-- Task details --
Copy each line below in which the string "data" occurs.

-- Provided records --
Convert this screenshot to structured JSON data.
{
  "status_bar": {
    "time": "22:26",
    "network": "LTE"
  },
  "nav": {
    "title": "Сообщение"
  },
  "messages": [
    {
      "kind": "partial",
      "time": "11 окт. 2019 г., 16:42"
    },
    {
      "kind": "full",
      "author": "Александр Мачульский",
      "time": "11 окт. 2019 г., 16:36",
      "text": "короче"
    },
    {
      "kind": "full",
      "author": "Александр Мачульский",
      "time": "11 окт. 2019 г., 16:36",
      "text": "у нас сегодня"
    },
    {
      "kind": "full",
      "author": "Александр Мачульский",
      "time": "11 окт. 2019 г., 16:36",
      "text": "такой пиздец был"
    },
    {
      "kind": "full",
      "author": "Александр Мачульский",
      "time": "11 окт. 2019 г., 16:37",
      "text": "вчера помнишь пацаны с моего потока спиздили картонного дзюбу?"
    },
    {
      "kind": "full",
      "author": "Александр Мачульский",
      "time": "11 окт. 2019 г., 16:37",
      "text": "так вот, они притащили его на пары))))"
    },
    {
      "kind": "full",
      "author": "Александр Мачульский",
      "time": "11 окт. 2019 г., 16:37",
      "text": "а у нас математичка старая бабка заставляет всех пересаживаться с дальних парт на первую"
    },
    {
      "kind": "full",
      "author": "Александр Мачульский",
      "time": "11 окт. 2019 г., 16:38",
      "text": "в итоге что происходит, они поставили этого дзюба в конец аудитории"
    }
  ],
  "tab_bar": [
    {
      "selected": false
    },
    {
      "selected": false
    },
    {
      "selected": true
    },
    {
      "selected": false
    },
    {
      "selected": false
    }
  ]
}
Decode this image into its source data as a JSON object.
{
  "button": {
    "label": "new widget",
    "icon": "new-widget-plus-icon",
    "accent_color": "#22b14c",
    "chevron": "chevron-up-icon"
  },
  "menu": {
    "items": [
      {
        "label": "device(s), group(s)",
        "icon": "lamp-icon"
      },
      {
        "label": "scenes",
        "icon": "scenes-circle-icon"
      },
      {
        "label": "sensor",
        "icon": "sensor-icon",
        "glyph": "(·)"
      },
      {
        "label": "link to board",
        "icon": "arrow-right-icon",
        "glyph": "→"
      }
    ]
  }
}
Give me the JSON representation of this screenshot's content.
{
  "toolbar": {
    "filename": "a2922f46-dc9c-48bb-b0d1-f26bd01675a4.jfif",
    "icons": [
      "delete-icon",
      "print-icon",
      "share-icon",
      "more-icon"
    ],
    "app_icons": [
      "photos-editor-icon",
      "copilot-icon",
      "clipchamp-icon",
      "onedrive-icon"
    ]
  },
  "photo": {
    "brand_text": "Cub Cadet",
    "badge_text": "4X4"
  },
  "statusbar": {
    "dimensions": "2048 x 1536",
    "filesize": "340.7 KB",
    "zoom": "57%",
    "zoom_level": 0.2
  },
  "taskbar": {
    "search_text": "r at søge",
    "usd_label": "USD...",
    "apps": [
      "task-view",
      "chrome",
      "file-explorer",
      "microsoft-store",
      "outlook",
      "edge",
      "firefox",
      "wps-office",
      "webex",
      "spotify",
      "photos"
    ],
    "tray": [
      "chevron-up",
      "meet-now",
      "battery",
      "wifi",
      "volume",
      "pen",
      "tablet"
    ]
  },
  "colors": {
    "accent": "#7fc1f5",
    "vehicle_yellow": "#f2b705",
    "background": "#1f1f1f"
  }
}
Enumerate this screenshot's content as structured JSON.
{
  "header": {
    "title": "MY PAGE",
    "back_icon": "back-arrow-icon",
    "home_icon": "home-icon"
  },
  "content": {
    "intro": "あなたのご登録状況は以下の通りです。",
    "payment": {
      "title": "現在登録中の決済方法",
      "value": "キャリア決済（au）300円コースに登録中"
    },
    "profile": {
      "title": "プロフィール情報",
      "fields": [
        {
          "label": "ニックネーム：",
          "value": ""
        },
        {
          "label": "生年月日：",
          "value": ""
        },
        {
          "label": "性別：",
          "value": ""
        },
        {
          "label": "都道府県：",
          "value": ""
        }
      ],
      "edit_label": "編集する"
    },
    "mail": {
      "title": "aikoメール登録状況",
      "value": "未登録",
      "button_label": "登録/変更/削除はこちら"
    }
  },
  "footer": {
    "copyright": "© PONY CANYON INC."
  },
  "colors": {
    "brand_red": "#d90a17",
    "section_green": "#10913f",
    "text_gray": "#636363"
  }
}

-- Solution for this problem --
Convert this screenshot to structured JSON data.
Decode this image into its source data as a JSON object.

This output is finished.